EXERCISE DETAILS.
Gather every line holding the string "Estado".

Saved entries.
::::::

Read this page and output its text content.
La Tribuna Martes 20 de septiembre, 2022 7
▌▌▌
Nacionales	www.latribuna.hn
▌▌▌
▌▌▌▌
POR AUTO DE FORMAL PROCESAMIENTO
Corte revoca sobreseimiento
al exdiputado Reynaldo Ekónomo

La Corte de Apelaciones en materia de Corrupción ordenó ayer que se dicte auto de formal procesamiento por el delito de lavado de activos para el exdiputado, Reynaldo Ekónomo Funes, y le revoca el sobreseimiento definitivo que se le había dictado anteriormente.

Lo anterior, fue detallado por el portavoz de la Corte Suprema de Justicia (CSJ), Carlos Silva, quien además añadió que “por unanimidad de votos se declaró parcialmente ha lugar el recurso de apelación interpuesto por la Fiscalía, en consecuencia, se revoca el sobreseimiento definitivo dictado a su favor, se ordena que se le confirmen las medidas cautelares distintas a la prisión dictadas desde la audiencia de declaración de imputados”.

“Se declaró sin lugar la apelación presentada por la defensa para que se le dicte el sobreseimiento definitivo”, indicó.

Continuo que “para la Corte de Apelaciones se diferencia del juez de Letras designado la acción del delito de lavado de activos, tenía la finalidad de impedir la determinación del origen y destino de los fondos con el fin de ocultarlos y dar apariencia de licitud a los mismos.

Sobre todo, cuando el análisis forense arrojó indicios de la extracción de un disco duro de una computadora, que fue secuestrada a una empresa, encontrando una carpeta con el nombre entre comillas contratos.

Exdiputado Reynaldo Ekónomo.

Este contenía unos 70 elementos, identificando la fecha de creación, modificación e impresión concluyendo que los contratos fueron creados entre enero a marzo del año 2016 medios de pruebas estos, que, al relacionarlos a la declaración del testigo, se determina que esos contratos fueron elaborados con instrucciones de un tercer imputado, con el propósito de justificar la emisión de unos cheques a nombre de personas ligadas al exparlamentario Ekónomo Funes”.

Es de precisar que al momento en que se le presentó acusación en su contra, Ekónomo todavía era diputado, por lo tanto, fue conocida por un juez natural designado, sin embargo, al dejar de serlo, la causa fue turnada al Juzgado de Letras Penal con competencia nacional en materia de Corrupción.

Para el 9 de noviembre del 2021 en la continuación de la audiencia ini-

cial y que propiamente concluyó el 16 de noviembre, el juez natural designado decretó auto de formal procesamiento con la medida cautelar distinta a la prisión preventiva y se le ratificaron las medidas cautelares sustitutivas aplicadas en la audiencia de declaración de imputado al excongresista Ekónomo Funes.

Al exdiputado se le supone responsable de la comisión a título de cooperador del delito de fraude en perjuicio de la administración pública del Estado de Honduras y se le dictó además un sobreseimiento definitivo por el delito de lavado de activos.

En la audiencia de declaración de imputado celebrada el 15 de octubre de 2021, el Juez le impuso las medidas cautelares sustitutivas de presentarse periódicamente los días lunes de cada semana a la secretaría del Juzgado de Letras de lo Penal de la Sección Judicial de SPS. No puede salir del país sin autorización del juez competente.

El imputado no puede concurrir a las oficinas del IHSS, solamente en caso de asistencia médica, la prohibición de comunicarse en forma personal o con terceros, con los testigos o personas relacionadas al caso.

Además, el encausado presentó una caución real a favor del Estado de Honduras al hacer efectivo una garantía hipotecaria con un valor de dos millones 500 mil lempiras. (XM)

::::::

TASK SOLUTION.
Al exdiputado se le supone responsable de la comisión a título de cooperador del delito de fraude en perjuicio de la administración pública del Estado de Honduras y se le dictó además un sobreseimiento definitivo por el delito de lavado de activos.
Además, el encausado presentó una caución real a favor del Estado de Honduras al hacer efectivo una garantía hipotecaria con un valor de dos millones 500 mil lempiras. (XM)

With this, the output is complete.